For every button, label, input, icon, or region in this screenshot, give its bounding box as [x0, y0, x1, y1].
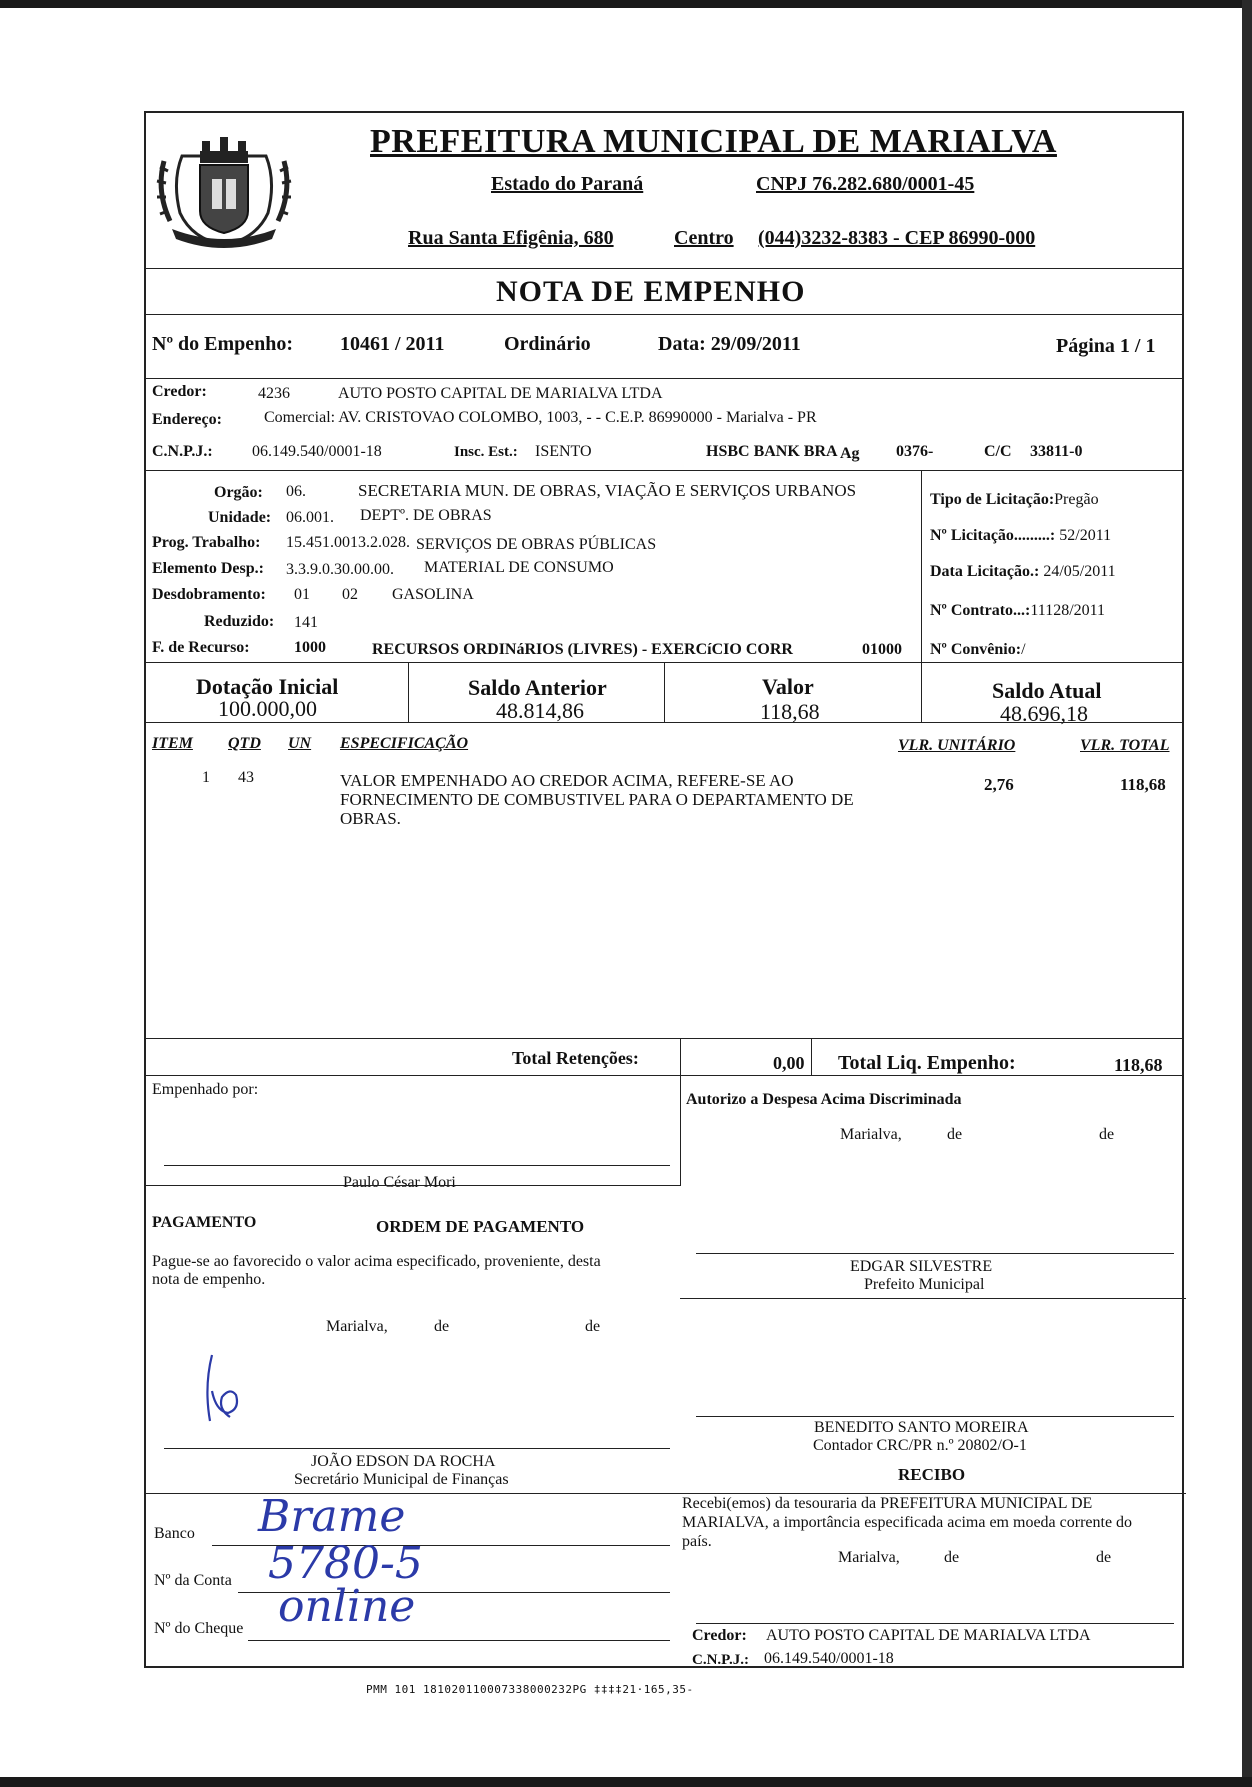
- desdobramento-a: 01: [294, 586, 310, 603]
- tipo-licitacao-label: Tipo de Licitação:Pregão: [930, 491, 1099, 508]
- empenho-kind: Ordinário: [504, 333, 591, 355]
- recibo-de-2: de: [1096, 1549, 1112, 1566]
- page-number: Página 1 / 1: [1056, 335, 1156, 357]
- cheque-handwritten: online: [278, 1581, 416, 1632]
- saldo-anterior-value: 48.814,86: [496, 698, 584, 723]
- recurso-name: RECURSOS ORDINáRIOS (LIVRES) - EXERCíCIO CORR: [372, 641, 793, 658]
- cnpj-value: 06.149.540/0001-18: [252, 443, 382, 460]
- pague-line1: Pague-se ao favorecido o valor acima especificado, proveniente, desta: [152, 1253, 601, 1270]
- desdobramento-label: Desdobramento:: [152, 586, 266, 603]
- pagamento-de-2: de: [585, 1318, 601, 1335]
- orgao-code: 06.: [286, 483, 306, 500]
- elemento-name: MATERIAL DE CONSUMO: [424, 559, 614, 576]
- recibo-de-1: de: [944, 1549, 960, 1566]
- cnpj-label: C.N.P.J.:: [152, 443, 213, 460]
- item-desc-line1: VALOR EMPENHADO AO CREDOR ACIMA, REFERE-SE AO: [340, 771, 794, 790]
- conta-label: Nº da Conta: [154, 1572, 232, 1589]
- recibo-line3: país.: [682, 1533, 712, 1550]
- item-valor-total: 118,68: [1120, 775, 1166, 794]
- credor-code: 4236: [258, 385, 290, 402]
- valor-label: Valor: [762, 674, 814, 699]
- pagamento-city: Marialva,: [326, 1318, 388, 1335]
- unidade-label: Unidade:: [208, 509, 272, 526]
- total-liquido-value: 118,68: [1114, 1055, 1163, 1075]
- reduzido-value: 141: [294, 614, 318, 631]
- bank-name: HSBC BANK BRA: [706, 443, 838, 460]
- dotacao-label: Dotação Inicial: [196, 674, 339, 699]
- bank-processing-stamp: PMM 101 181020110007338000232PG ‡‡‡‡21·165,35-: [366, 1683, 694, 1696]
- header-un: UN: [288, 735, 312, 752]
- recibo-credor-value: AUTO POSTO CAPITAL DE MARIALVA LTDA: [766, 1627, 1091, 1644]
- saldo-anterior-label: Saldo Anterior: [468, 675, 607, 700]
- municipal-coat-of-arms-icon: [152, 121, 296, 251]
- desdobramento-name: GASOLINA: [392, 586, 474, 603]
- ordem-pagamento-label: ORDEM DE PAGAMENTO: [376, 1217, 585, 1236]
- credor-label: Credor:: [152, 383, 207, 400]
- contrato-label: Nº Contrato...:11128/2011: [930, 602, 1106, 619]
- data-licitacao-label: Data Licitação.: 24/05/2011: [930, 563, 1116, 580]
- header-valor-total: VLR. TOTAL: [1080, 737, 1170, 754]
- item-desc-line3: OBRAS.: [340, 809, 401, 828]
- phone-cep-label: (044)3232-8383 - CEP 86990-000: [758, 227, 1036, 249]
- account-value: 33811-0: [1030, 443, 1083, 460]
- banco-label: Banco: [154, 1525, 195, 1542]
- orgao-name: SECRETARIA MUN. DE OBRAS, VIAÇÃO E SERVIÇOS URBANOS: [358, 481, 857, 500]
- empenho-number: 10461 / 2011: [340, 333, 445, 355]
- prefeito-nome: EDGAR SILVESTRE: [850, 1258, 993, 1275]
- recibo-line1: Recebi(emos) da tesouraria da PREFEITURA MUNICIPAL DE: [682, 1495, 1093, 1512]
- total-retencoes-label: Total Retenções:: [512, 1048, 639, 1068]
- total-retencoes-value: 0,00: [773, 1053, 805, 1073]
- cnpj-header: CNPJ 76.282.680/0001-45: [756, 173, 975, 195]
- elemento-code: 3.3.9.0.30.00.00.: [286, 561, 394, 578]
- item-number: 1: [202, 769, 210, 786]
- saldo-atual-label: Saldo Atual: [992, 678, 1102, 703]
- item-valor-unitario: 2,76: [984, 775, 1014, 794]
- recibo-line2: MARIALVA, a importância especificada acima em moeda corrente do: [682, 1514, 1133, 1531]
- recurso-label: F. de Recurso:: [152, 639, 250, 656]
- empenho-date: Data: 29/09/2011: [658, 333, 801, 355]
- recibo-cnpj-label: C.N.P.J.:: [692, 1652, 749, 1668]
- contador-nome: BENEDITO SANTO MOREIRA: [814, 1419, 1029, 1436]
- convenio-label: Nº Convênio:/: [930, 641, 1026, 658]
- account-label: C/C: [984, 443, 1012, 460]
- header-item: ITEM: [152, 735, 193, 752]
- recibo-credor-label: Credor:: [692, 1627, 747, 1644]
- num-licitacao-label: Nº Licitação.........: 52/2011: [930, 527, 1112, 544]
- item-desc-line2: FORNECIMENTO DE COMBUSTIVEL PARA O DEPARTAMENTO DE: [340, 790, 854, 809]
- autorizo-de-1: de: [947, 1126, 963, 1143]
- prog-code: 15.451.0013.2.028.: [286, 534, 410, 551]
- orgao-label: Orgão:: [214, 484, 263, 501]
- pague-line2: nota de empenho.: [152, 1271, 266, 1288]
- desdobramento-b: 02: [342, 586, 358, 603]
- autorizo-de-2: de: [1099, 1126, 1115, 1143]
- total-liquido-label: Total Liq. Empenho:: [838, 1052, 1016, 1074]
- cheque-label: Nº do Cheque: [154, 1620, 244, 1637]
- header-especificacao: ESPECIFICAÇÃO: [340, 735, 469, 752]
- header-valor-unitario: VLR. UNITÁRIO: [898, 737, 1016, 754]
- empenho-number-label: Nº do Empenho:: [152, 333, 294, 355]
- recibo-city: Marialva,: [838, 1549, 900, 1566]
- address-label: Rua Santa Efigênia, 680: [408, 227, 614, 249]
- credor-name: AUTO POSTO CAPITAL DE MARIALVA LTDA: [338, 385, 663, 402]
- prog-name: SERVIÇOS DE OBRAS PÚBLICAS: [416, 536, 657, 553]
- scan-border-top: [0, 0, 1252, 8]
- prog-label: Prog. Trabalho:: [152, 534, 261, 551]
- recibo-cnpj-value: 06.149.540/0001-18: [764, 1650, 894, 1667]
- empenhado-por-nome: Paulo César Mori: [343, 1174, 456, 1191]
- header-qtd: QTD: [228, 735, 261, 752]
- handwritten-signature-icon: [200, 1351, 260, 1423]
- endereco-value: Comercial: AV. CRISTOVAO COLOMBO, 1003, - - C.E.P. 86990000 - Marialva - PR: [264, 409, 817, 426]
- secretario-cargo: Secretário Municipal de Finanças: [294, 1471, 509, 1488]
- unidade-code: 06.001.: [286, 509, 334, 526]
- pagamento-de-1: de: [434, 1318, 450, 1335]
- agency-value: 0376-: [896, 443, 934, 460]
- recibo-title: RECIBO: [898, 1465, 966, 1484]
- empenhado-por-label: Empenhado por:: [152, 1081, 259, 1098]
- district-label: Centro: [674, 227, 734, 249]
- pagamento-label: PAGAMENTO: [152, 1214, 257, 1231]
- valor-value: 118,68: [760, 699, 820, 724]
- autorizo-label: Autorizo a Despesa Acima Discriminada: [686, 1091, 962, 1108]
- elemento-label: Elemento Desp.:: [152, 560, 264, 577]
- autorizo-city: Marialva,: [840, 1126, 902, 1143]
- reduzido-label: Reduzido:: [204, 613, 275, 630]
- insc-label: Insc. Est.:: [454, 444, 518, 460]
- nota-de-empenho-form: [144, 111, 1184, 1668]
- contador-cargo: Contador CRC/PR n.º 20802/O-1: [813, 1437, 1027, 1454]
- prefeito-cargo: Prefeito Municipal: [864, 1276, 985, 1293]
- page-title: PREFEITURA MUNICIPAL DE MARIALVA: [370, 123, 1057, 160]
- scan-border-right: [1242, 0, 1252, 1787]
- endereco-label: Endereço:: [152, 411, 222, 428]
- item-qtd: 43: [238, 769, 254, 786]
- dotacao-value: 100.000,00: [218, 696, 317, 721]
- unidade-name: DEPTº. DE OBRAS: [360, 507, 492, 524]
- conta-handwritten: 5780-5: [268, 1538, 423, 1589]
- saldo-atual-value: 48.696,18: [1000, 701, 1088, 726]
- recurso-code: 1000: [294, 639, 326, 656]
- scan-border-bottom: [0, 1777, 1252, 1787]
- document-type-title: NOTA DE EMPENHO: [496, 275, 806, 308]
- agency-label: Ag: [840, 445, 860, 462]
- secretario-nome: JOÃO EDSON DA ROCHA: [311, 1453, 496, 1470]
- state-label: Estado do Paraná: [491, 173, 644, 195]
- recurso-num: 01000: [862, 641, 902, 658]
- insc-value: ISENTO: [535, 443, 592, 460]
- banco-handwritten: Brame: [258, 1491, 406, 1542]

» Description of the task
Can you convert the lines of the records, from the line with "- desdobramento-a: 01: [294, 586, 310, 603]" up to and including the line with "- desdobramento-label: Desdobramento:: [152, 586, 266, 603]", into a Markdown table with the columns Row and Line, numbering each line and leaving out blank lines?

» Exercise answer
| Row | Line |
|---|---|
| 1 | - desdobramento-a: 01: [294, 586, 310, 603] |
| 2 | - tipo-licitacao-label: Tipo de Licitação:Pregão: [930, 491, 1099, 508] |
| 3 | - empenho-kind: Ordinário: [504, 333, 591, 355] |
| 4 | - recibo-de-2: de: [1096, 1549, 1112, 1566] |
| 5 | - page-number: Página 1 / 1: [1056, 335, 1156, 357] |
| 6 | - cheque-handwritten: online: [278, 1581, 416, 1632] |
| 7 | - saldo-anterior-value: 48.814,86: [496, 698, 584, 723] |
| 8 | - recurso-name: RECURSOS ORDINáRIOS (LIVRES) - EXERCíCIO CORR: [372, 641, 793, 658] |
| 9 | - cnpj-value: 06.149.540/0001-18: [252, 443, 382, 460] |
| 10 | - pague-line1: Pague-se ao favorecido o valor acima especificado, proveniente, desta: [152, 1253, 601, 1270] |
| 11 | - desdobramento-label: Desdobramento:: [152, 586, 266, 603] |